[Provided material start]

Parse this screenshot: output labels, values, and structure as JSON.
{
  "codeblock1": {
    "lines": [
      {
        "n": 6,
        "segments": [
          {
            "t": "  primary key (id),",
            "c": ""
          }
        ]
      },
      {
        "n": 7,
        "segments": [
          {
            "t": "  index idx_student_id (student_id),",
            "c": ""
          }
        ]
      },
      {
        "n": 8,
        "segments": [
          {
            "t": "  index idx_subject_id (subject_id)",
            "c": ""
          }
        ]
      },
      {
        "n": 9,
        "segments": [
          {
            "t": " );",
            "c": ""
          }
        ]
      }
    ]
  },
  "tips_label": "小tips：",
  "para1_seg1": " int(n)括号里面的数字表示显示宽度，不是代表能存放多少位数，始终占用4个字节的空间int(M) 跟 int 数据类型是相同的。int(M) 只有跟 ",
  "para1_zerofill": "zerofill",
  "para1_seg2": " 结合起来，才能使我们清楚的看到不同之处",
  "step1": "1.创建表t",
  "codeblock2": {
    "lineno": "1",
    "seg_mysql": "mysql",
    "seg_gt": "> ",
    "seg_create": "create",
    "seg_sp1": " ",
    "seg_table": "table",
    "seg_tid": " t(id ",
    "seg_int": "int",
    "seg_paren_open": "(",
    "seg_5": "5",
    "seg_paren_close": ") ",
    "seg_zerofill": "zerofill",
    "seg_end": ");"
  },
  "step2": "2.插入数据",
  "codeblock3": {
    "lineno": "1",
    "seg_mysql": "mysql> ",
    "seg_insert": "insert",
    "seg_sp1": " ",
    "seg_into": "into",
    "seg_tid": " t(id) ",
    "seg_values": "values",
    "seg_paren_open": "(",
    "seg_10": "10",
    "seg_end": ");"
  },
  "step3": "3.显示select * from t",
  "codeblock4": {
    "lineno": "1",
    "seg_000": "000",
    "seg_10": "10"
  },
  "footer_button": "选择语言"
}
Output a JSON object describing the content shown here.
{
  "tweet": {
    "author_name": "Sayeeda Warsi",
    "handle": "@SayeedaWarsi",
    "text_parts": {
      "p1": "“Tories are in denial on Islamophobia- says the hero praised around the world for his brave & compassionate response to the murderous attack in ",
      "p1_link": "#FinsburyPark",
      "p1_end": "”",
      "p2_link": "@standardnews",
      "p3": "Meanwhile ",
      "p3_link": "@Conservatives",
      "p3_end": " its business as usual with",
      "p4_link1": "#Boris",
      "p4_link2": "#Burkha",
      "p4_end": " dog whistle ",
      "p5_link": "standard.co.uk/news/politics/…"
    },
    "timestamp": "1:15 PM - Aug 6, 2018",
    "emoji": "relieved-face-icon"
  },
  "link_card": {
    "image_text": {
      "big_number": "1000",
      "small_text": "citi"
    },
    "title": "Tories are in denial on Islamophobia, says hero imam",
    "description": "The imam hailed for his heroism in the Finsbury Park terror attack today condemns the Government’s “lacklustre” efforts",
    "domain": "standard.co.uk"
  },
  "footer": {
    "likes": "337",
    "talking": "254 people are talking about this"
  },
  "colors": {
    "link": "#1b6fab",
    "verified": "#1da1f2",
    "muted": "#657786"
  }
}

[Provided material end]

_Exercise aim_.
Write out all records exactly, keeping every detail.

_Reply to the exercise_.
Parse this screenshot: output labels, values, and structure as JSON.
{
  "codeblock1": {
    "lines": [
      {
        "n": 6,
        "segments": [
          {
            "t": "  primary key (id),",
            "c": ""
          }
        ]
      },
      {
        "n": 7,
        "segments": [
          {
            "t": "  index idx_student_id (student_id),",
            "c": ""
          }
        ]
      },
      {
        "n": 8,
        "segments": [
          {
            "t": "  index idx_subject_id (subject_id)",
            "c": ""
          }
        ]
      },
      {
        "n": 9,
        "segments": [
          {
            "t": " );",
            "c": ""
          }
        ]
      }
    ]
  },
  "tips_label": "小tips：",
  "para1_seg1": " int(n)括号里面的数字表示显示宽度，不是代表能存放多少位数，始终占用4个字节的空间int(M) 跟 int 数据类型是相同的。int(M) 只有跟 ",
  "para1_zerofill": "zerofill",
  "para1_seg2": " 结合起来，才能使我们清楚的看到不同之处",
  "step1": "1.创建表t",
  "codeblock2": {
    "lineno": "1",
    "seg_mysql": "mysql",
    "seg_gt": "> ",
    "seg_create": "create",
    "seg_sp1": " ",
    "seg_table": "table",
    "seg_tid": " t(id ",
    "seg_int": "int",
    "seg_paren_open": "(",
    "seg_5": "5",
    "seg_paren_close": ") ",
    "seg_zerofill": "zerofill",
    "seg_end": ");"
  },
  "step2": "2.插入数据",
  "codeblock3": {
    "lineno": "1",
    "seg_mysql": "mysql> ",
    "seg_insert": "insert",
    "seg_sp1": " ",
    "seg_into": "into",
    "seg_tid": " t(id) ",
    "seg_values": "values",
    "seg_paren_open": "(",
    "seg_10": "10",
    "seg_end": ");"
  },
  "step3": "3.显示select * from t",
  "codeblock4": {
    "lineno": "1",
    "seg_000": "000",
    "seg_10": "10"
  },
  "footer_button": "选择语言"
}
Output a JSON object describing the content shown here.
{
  "tweet": {
    "author_name": "Sayeeda Warsi",
    "handle": "@SayeedaWarsi",
    "text_parts": {
      "p1": "“Tories are in denial on Islamophobia- says the hero praised around the world for his brave & compassionate response to the murderous attack in ",
      "p1_link": "#FinsburyPark",
      "p1_end": "”",
      "p2_link": "@standardnews",
      "p3": "Meanwhile ",
      "p3_link": "@Conservatives",
      "p3_end": " its business as usual with",
      "p4_link1": "#Boris",
      "p4_link2": "#Burkha",
      "p4_end": " dog whistle ",
      "p5_link": "standard.co.uk/news/politics/…"
    },
    "timestamp": "1:15 PM - Aug 6, 2018",
    "emoji": "relieved-face-icon"
  },
  "link_card": {
    "image_text": {
      "big_number": "1000",
      "small_text": "citi"
    },
    "title": "Tories are in denial on Islamophobia, says hero imam",
    "description": "The imam hailed for his heroism in the Finsbury Park terror attack today condemns the Government’s “lacklustre” efforts",
    "domain": "standard.co.uk"
  },
  "footer": {
    "likes": "337",
    "talking": "254 people are talking about this"
  },
  "colors": {
    "link": "#1b6fab",
    "verified": "#1da1f2",
    "muted": "#657786"
  }
}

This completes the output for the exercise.